## What is expected
Everything from the line containing "Enumerate this screenshot's" through the last line of the data below is to be retyped exactly, apart from the pictures.

## Data for processing
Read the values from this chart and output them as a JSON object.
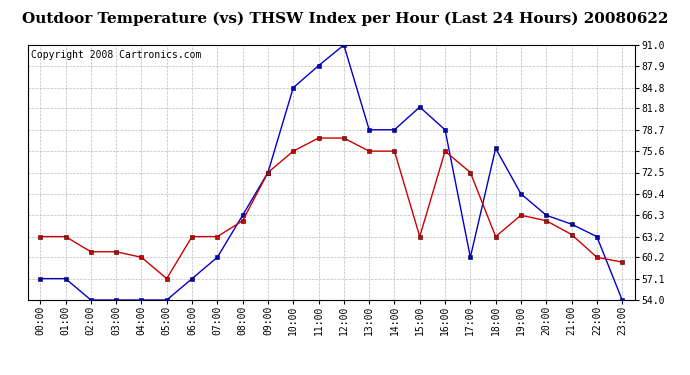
{
  "title": "Outdoor Temperature (vs) THSW Index per Hour (Last 24 Hours) 20080622",
  "copyright": "Copyright 2008 Cartronics.com",
  "hours": [
    "00:00",
    "01:00",
    "02:00",
    "03:00",
    "04:00",
    "05:00",
    "06:00",
    "07:00",
    "08:00",
    "09:00",
    "10:00",
    "11:00",
    "12:00",
    "13:00",
    "14:00",
    "15:00",
    "16:00",
    "17:00",
    "18:00",
    "19:00",
    "20:00",
    "21:00",
    "22:00",
    "23:00"
  ],
  "temp": [
    63.2,
    63.2,
    61.0,
    61.0,
    60.2,
    57.1,
    63.2,
    63.2,
    65.5,
    72.5,
    75.6,
    77.5,
    77.5,
    75.6,
    75.6,
    63.2,
    75.6,
    72.5,
    63.2,
    66.3,
    65.5,
    63.5,
    60.2,
    59.5
  ],
  "thsw": [
    57.1,
    57.1,
    54.0,
    54.0,
    54.0,
    54.0,
    57.1,
    60.2,
    66.3,
    72.5,
    84.8,
    88.0,
    91.0,
    78.7,
    78.7,
    82.0,
    78.7,
    60.2,
    76.0,
    69.4,
    66.3,
    65.0,
    63.2,
    54.0
  ],
  "ylim": [
    54.0,
    91.0
  ],
  "yticks": [
    54.0,
    57.1,
    60.2,
    63.2,
    66.3,
    69.4,
    72.5,
    75.6,
    78.7,
    81.8,
    84.8,
    87.9,
    91.0
  ],
  "temp_color": "#cc0000",
  "thsw_color": "#0000cc",
  "background_color": "#ffffff",
  "grid_color": "#aaaaaa",
  "title_fontsize": 11,
  "copyright_fontsize": 7,
  "tick_fontsize": 7
}
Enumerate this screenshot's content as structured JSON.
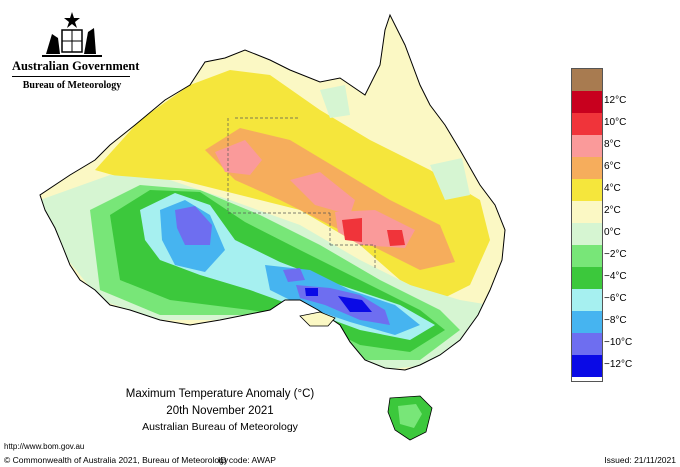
{
  "header": {
    "government": "Australian Government",
    "department": "Bureau of Meteorology"
  },
  "map": {
    "title": "Maximum Temperature Anomaly (°C)",
    "date": "20th November 2021",
    "organisation": "Australian Bureau of Meteorology"
  },
  "legend": [
    {
      "label": "",
      "color": "#a87b50"
    },
    {
      "label": "12°C",
      "color": "#c8001e"
    },
    {
      "label": "10°C",
      "color": "#f0343a"
    },
    {
      "label": "8°C",
      "color": "#fa9a9a"
    },
    {
      "label": "6°C",
      "color": "#f6ad5c"
    },
    {
      "label": "4°C",
      "color": "#f5e63c"
    },
    {
      "label": "2°C",
      "color": "#fbf8c4"
    },
    {
      "label": "0°C",
      "color": "#d6f5d2"
    },
    {
      "label": "−2°C",
      "color": "#78e678"
    },
    {
      "label": "−4°C",
      "color": "#3cc83c"
    },
    {
      "label": "−6°C",
      "color": "#a6f0f0"
    },
    {
      "label": "−8°C",
      "color": "#46b4f0"
    },
    {
      "label": "−10°C",
      "color": "#6e6ef0"
    },
    {
      "label": "−12°C",
      "color": "#0a0ae6"
    }
  ],
  "footer": {
    "url": "http://www.bom.gov.au",
    "copyright": "© Commonwealth of Australia 2021, Bureau of Meteorology",
    "id_code": "ID code: AWAP",
    "issued": "Issued: 21/11/2021"
  }
}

## Result of the task
Enumerate this screenshot's content as structured JSON.
{
  "header": {
    "government": "Australian Government",
    "department": "Bureau of Meteorology"
  },
  "map": {
    "title": "Maximum Temperature Anomaly (°C)",
    "date": "20th November 2021",
    "organisation": "Australian Bureau of Meteorology"
  },
  "legend": [
    {
      "label": "",
      "color": "#a87b50"
    },
    {
      "label": "12°C",
      "color": "#c8001e"
    },
    {
      "label": "10°C",
      "color": "#f0343a"
    },
    {
      "label": "8°C",
      "color": "#fa9a9a"
    },
    {
      "label": "6°C",
      "color": "#f6ad5c"
    },
    {
      "label": "4°C",
      "color": "#f5e63c"
    },
    {
      "label": "2°C",
      "color": "#fbf8c4"
    },
    {
      "label": "0°C",
      "color": "#d6f5d2"
    },
    {
      "label": "−2°C",
      "color": "#78e678"
    },
    {
      "label": "−4°C",
      "color": "#3cc83c"
    },
    {
      "label": "−6°C",
      "color": "#a6f0f0"
    },
    {
      "label": "−8°C",
      "color": "#46b4f0"
    },
    {
      "label": "−10°C",
      "color": "#6e6ef0"
    },
    {
      "label": "−12°C",
      "color": "#0a0ae6"
    }
  ],
  "footer": {
    "url": "http://www.bom.gov.au",
    "copyright": "© Commonwealth of Australia 2021, Bureau of Meteorology",
    "id_code": "ID code: AWAP",
    "issued": "Issued: 21/11/2021"
  }
}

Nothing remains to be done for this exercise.